§ **EXTRACTED DATA**
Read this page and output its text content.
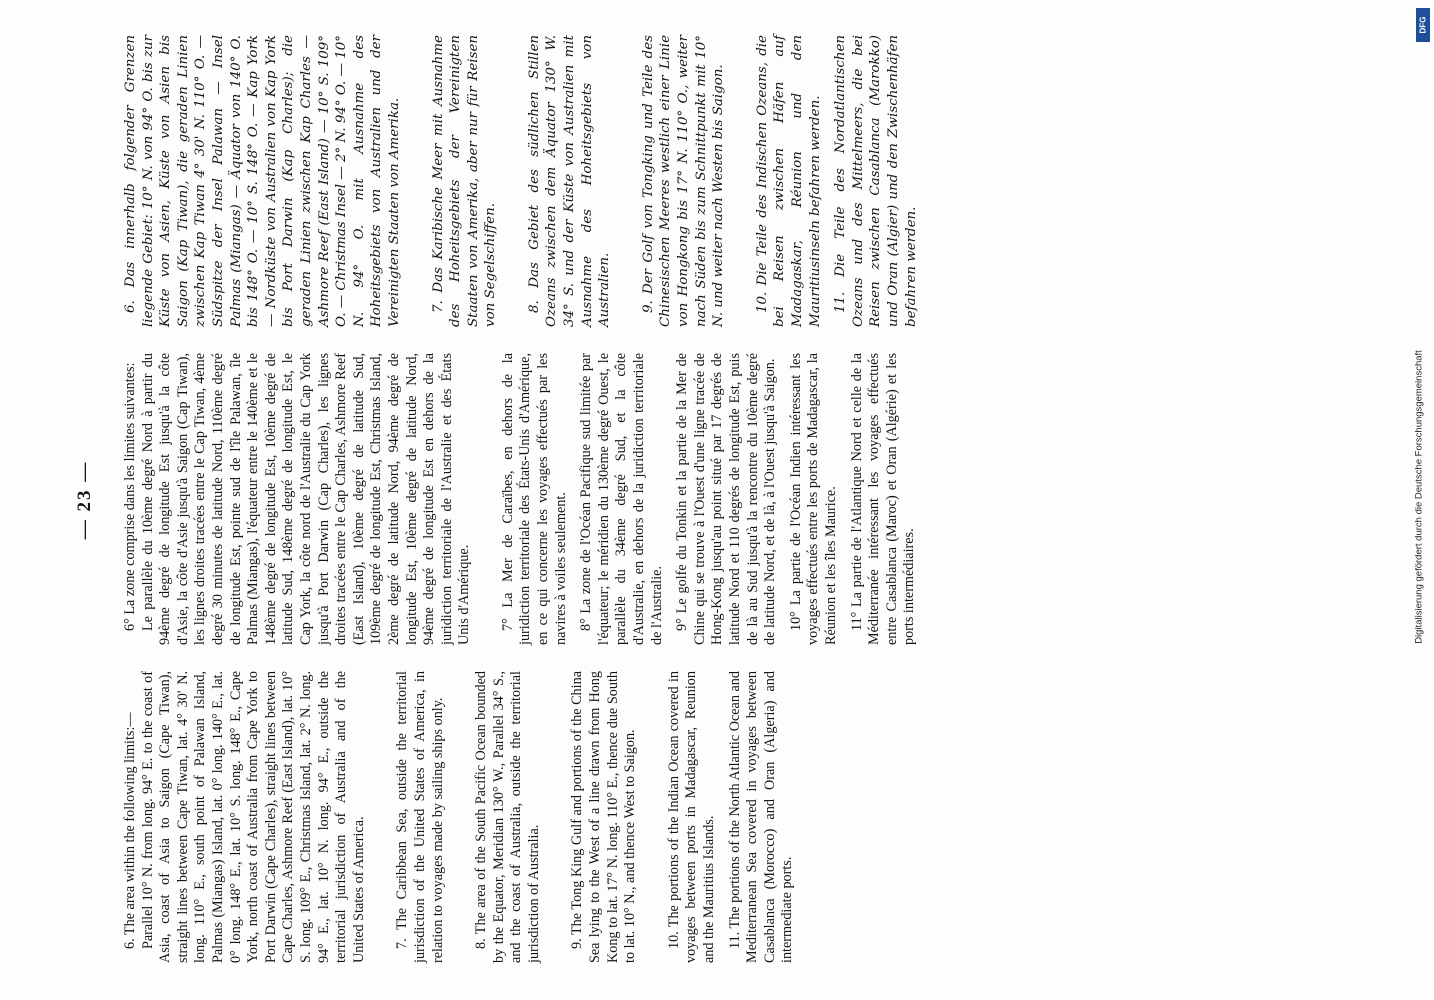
— 23 —

6. The area within the following limits:— Parallel 10° N. from long. 94° E. to the coast of Asia, coast of Asia to Saigon (Cape Tiwan), straight lines between Cape Tiwan, lat. 4° 30' N. long. 110° E., south point of Palawan Island, Palmas (Miangas) Island, lat. 0° long. 140° E., lat. 0° long. 148° E., lat. 10° S. long. 148° E., Cape York, north coast of Australia from Cape York to Port Darwin (Cape Charles), straight lines between Cape Charles, Ashmore Reef (East Island), lat. 10° S. long. 109° E., Christmas Island, lat. 2° N. long. 94° E., lat. 10° N. long. 94° E., outside the territorial jurisdiction of Australia and of the United States of America. 7. The Caribbean Sea, outside the territorial jurisdiction of the United States of America, in relation to voyages made by sailing ships only. 8. The area of the South Pacific Ocean bounded by the Equator, Meridian 130° W., Parallel 34° S., and the coast of Australia, outside the territorial jurisdiction of Australia. 9. The Tong King Gulf and portions of the China Sea lying to the West of a line drawn from Hong Kong to lat. 17° N. long. 110° E., thence due South to lat. 10° N., and thence West to Saigon. 10. The portions of the Indian Ocean covered in voyages between ports in Madagascar, Reunion and the Mauritius Islands. 11. The portions of the North Atlantic Ocean and Mediterranean Sea covered in voyages between Casablanca (Morocco) and Oran (Algeria) and intermediate ports.

6° La zone comprise dans les limites suivantes: Le parallèle du 10ème degré Nord à partir du 94ème degré de longitude Est jusqu'à la côte d'Asie, la côte d'Asie jusqu'à Saigon (Cap Tiwan), les lignes droites tracées entre le Cap Tiwan, 4ème degré 30 minutes de latitude Nord, 110ème degré de longitude Est, pointe sud de l'île Palawan, île Palmas (Miangas), l'équateur entre le 140ème et le 148ème degré de longitude Est, 10ème degré de latitude Sud, 148ème degré de longitude Est, le Cap York, la côte nord de l'Australie du Cap York jusqu'à Port Darwin (Cap Charles), les lignes droites tracées entre le Cap Charles, Ashmore Reef (East Island), 10ème degré de latitude Sud, 109ème degré de longitude Est, Christmas Island, 2ème degré de latitude Nord, 94ème degré de longitude Est, 10ème degré de latitude Nord, 94ème degré de longitude Est en dehors de la juridiction territoriale de l'Australie et des États Unis d'Amérique. 7° La Mer de Caraïbes, en dehors de la juridiction territoriale des États-Unis d'Amérique, en ce qui concerne les voyages effectués par les navires à voiles seulement. 8° La zone de l'Océan Pacifique sud limitée par l'équateur; le méridien du 130ème degré Ouest, le parallèle du 34ème degré Sud, et la côte d'Australie, en dehors de la juridiction territoriale de l'Australie. 9° Le golfe du Tonkin et la partie de la Mer de Chine qui se trouve à l'Ouest d'une ligne tracée de Hong-Kong jusqu'au point situé par 17 degrés de latitude Nord et 110 degrés de longitude Est, puis de là au Sud jusqu'à la rencontre du 10ème degré de latitude Nord, et de là, à l'Ouest jusqu'à Saigon. 10° La partie de l'Océan Indien intéressant les voyages effectués entre les ports de Madagascar, la Réunion et les îles Maurice. 11° La partie de l'Atlantique Nord et celle de la Méditerranée intéressant les voyages effectués entre Casablanca (Maroc) et Oran (Algérie) et les ports intermédiaires.

6. Das innerhalb folgender Grenzen liegende Gebiet: 10° N. von 94° O. bis zur Küste von Asien, Küste von Asien bis Saigon (Kap Tiwan), die geraden Linien zwischen Kap Tiwan 4° 30' N. 110° O. — Südspitze der Insel Palawan — Insel Palmas (Miangas) — Äquator von 140° O. bis 148° O. — 10° S. 148° O. — Kap York — Nordküste von Australien von Kap York bis Port Darwin (Kap Charles); die geraden Linien zwischen Kap Charles — Ashmore Reef (East Island) — 10° S. 109° O. — Christmas Insel — 2° N. 94° O. — 10° N. 94° O. mit Ausnahme des Hoheitsgebiets von Australien und der Vereinigten Staaten von Amerika. 7. Das Karibische Meer mit Ausnahme des Hoheitsgebiets der Vereinigten Staaten von Amerika, aber nur für Reisen von Segelschiffen. 8. Das Gebiet des südlichen Stillen Ozeans zwischen dem Äquator 130° W. 34° S. und der Küste von Australien mit Ausnahme des Hoheitsgebiets von Australien. 9. Der Golf von Tongking und Teile des Chinesischen Meeres westlich einer Linie von Hongkong bis 17° N. 110° O., weiter nach Süden bis zum Schnittpunkt mit 10° N. und weiter nach Westen bis Saigon. 10. Die Teile des Indischen Ozeans, die bei Reisen zwischen Häfen auf Madagaskar, Réunion und den Mauritiusinseln befahren werden. 11. Die Teile des Nordatlantischen Ozeans und des Mittelmeers, die bei Reisen zwischen Casablanca (Marokko) und Oran (Algier) und den Zwischenhäfen befahren werden.

DFG
Digitalisierung gefördert durch die Deutsche Forschungsgemeinschaft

§ **JOB**
Transcribe the whole listing exactly. Pictures are excluded.

§ **FINISHED EXERCISE**
Read this page and output its text content.
— 23 —

6. The area within the following limits:— Parallel 10° N. from long. 94° E. to the coast of Asia, coast of Asia to Saigon (Cape Tiwan), straight lines between Cape Tiwan, lat. 4° 30' N. long. 110° E., south point of Palawan Island, Palmas (Miangas) Island, lat. 0° long. 140° E., lat. 0° long. 148° E., lat. 10° S. long. 148° E., Cape York, north coast of Australia from Cape York to Port Darwin (Cape Charles), straight lines between Cape Charles, Ashmore Reef (East Island), lat. 10° S. long. 109° E., Christmas Island, lat. 2° N. long. 94° E., lat. 10° N. long. 94° E., outside the territorial jurisdiction of Australia and of the United States of America. 7. The Caribbean Sea, outside the territorial jurisdiction of the United States of America, in relation to voyages made by sailing ships only. 8. The area of the South Pacific Ocean bounded by the Equator, Meridian 130° W., Parallel 34° S., and the coast of Australia, outside the territorial jurisdiction of Australia. 9. The Tong King Gulf and portions of the China Sea lying to the West of a line drawn from Hong Kong to lat. 17° N. long. 110° E., thence due South to lat. 10° N., and thence West to Saigon. 10. The portions of the Indian Ocean covered in voyages between ports in Madagascar, Reunion and the Mauritius Islands. 11. The portions of the North Atlantic Ocean and Mediterranean Sea covered in voyages between Casablanca (Morocco) and Oran (Algeria) and intermediate ports.

6° La zone comprise dans les limites suivantes: Le parallèle du 10ème degré Nord à partir du 94ème degré de longitude Est jusqu'à la côte d'Asie, la côte d'Asie jusqu'à Saigon (Cap Tiwan), les lignes droites tracées entre le Cap Tiwan, 4ème degré 30 minutes de latitude Nord, 110ème degré de longitude Est, pointe sud de l'île Palawan, île Palmas (Miangas), l'équateur entre le 140ème et le 148ème degré de longitude Est, 10ème degré de latitude Sud, 148ème degré de longitude Est, le Cap York, la côte nord de l'Australie du Cap York jusqu'à Port Darwin (Cap Charles), les lignes droites tracées entre le Cap Charles, Ashmore Reef (East Island), 10ème degré de latitude Sud, 109ème degré de longitude Est, Christmas Island, 2ème degré de latitude Nord, 94ème degré de longitude Est, 10ème degré de latitude Nord, 94ème degré de longitude Est en dehors de la juridiction territoriale de l'Australie et des États Unis d'Amérique. 7° La Mer de Caraïbes, en dehors de la juridiction territoriale des États-Unis d'Amérique, en ce qui concerne les voyages effectués par les navires à voiles seulement. 8° La zone de l'Océan Pacifique sud limitée par l'équateur; le méridien du 130ème degré Ouest, le parallèle du 34ème degré Sud, et la côte d'Australie, en dehors de la juridiction territoriale de l'Australie. 9° Le golfe du Tonkin et la partie de la Mer de Chine qui se trouve à l'Ouest d'une ligne tracée de Hong-Kong jusqu'au point situé par 17 degrés de latitude Nord et 110 degrés de longitude Est, puis de là au Sud jusqu'à la rencontre du 10ème degré de latitude Nord, et de là, à l'Ouest jusqu'à Saigon. 10° La partie de l'Océan Indien intéressant les voyages effectués entre les ports de Madagascar, la Réunion et les îles Maurice. 11° La partie de l'Atlantique Nord et celle de la Méditerranée intéressant les voyages effectués entre Casablanca (Maroc) et Oran (Algérie) et les ports intermédiaires.

6. Das innerhalb folgender Grenzen liegende Gebiet: 10° N. von 94° O. bis zur Küste von Asien, Küste von Asien bis Saigon (Kap Tiwan), die geraden Linien zwischen Kap Tiwan 4° 30' N. 110° O. — Südspitze der Insel Palawan — Insel Palmas (Miangas) — Äquator von 140° O. bis 148° O. — 10° S. 148° O. — Kap York — Nordküste von Australien von Kap York bis Port Darwin (Kap Charles); die geraden Linien zwischen Kap Charles — Ashmore Reef (East Island) — 10° S. 109° O. — Christmas Insel — 2° N. 94° O. — 10° N. 94° O. mit Ausnahme des Hoheitsgebiets von Australien und der Vereinigten Staaten von Amerika. 7. Das Karibische Meer mit Ausnahme des Hoheitsgebiets der Vereinigten Staaten von Amerika, aber nur für Reisen von Segelschiffen. 8. Das Gebiet des südlichen Stillen Ozeans zwischen dem Äquator 130° W. 34° S. und der Küste von Australien mit Ausnahme des Hoheitsgebiets von Australien. 9. Der Golf von Tongking und Teile des Chinesischen Meeres westlich einer Linie von Hongkong bis 17° N. 110° O., weiter nach Süden bis zum Schnittpunkt mit 10° N. und weiter nach Westen bis Saigon. 10. Die Teile des Indischen Ozeans, die bei Reisen zwischen Häfen auf Madagaskar, Réunion und den Mauritiusinseln befahren werden. 11. Die Teile des Nordatlantischen Ozeans und des Mittelmeers, die bei Reisen zwischen Casablanca (Marokko) und Oran (Algier) und den Zwischenhäfen befahren werden.

DFG
Digitalisierung gefördert durch die Deutsche Forschungsgemeinschaft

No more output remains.